| Extract to read |
— START —
Swamped with 1,500+ LinkedIn invitations in 24 hours, the manager at Palworld's new publishing arm 'underestimated how much interest there would be'

An image of Bellanoir, a new raid boss in Palworld, standing intimidatingly in front of a swarm of meteors.
(Image credit: Pocketpair)

Palworld's developer Pocketpair, not being slowed down by Nintendo's lawsuit, has gone and opened a publishing arm. Pocketpair Publishing, which already has a horror game made by Surgent Studios in the works, is up, running, and taking inquiries.

The studio's publishing manager and communications director, who goes by Bucky, recently posted to X that things were going well. Maybe a little too well—in around 15 hours, the poor blighter was swarmed with over 1,500 LinkedIn notifications and 68 email inquiries. "My inboxes were 0 before then… I think I might have underestimated how much interest there would be." I only dread to think what his inbox looks like now that small-time hopefuls have had a whole weekend to rustle up their elevator pitches.
— END —
| Requirements |
(a) Copy the stretch of the Pocketpair Publishing article from "Swamped with 1,500+" through "swarm of meteors.".
(b) In the Pocketpair Publishing article, which studio is making the horror game that the new publishing arm already has in the works?

(Extracted records)
— START —
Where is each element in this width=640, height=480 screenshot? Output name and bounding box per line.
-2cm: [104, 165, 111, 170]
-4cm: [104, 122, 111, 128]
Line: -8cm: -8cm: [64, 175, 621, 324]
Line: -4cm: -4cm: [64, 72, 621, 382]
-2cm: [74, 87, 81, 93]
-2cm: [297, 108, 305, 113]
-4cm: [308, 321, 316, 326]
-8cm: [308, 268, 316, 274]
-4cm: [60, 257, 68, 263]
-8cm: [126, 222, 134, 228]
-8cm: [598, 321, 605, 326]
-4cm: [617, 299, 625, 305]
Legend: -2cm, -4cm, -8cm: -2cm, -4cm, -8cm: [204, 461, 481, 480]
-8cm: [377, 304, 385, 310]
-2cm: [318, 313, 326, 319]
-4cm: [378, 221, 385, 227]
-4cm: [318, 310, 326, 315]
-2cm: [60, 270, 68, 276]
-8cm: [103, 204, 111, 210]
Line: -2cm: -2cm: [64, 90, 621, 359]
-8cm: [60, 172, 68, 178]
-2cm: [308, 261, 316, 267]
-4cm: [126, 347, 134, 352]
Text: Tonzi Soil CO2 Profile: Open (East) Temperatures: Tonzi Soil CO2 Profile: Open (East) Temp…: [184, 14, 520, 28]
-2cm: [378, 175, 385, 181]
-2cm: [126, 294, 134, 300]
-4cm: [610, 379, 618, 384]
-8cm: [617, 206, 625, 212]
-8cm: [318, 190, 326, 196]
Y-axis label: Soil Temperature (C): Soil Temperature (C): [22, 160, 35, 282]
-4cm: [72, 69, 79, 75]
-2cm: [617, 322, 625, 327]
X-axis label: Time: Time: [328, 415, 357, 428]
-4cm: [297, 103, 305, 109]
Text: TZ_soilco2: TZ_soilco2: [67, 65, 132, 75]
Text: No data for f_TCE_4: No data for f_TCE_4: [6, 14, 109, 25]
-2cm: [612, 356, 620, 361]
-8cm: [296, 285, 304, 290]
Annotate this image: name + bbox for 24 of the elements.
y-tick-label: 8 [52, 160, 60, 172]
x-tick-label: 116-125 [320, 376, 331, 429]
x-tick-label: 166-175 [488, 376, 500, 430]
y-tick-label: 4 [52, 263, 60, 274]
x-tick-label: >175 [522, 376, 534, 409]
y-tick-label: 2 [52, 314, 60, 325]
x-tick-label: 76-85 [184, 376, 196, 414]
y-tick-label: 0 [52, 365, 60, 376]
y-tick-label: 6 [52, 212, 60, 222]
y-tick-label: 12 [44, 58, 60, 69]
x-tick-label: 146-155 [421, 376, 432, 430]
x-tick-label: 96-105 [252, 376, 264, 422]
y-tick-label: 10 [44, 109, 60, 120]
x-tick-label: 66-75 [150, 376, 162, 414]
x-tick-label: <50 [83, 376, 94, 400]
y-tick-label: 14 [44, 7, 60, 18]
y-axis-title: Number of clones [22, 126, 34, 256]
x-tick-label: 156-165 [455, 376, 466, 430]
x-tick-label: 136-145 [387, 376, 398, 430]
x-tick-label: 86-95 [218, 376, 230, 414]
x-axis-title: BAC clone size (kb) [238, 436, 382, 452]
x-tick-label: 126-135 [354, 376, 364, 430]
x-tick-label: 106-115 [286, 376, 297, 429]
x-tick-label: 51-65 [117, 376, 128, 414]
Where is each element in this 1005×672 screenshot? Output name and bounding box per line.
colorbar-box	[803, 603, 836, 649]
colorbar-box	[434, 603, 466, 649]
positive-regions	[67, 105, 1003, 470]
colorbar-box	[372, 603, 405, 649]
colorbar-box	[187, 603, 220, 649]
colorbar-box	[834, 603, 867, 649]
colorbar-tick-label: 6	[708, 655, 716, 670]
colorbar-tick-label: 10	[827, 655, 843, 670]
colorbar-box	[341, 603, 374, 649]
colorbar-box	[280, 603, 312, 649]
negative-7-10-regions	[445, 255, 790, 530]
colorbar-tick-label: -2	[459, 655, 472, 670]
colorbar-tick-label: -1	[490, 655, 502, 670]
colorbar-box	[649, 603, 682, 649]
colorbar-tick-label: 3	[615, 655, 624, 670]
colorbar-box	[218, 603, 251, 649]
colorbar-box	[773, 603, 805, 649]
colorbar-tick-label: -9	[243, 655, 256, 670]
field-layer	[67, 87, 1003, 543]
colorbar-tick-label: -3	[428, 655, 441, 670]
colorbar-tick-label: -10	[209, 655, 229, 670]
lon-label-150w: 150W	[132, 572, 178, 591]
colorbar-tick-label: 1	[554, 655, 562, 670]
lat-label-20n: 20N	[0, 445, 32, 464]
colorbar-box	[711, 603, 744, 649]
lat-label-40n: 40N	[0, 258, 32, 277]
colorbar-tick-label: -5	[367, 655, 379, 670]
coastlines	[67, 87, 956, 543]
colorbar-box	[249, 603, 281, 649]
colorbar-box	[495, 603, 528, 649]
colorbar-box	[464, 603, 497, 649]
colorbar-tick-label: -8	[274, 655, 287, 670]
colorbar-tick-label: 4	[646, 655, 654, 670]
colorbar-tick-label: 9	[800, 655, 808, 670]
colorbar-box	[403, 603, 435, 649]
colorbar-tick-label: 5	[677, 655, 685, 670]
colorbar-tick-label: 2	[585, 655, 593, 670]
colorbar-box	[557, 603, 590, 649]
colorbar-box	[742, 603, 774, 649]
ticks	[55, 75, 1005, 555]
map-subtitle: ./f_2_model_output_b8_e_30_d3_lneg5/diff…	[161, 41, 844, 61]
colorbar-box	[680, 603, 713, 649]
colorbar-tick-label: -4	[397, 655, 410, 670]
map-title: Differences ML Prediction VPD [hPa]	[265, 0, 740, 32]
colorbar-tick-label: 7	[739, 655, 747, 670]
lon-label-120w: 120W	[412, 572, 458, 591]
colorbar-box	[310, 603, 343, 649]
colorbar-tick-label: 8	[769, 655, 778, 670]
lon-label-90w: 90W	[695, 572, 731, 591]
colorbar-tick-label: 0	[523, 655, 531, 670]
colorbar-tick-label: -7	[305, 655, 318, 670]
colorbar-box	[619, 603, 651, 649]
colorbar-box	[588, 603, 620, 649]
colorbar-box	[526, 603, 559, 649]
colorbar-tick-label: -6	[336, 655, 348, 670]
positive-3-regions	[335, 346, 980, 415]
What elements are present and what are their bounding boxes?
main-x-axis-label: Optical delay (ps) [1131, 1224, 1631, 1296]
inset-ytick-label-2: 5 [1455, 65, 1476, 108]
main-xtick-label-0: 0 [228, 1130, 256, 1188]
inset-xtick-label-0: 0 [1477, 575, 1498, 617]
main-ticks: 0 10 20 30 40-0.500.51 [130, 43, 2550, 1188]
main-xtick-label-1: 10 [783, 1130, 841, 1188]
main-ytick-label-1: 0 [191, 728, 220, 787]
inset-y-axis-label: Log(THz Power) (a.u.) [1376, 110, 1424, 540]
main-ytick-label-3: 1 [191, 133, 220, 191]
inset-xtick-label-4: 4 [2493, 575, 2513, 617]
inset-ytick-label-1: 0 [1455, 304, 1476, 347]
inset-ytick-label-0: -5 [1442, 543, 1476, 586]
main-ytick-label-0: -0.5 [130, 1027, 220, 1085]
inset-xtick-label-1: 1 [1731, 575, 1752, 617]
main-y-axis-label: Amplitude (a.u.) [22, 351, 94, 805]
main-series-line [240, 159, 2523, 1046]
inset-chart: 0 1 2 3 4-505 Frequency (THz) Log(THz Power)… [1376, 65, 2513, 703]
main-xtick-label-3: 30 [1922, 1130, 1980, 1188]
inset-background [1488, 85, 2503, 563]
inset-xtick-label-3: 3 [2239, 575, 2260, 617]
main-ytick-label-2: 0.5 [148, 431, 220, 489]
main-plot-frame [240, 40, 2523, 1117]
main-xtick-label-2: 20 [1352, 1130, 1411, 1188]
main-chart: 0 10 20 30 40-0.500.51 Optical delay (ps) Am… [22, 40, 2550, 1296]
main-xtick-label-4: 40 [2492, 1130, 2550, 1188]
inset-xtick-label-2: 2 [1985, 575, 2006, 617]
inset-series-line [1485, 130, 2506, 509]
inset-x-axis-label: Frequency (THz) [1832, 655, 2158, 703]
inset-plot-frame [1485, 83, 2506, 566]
— END —
| The results |
(a)
Swamped with 1,500+ LinkedIn invitations in 24 hours, the manager at Palworld's new publishing arm 'underestimated how much interest there would be'

An image of Bellanoir, a new raid boss in Palworld, standing intimidatingly in front of a swarm of meteors.

(b) Surgent Studios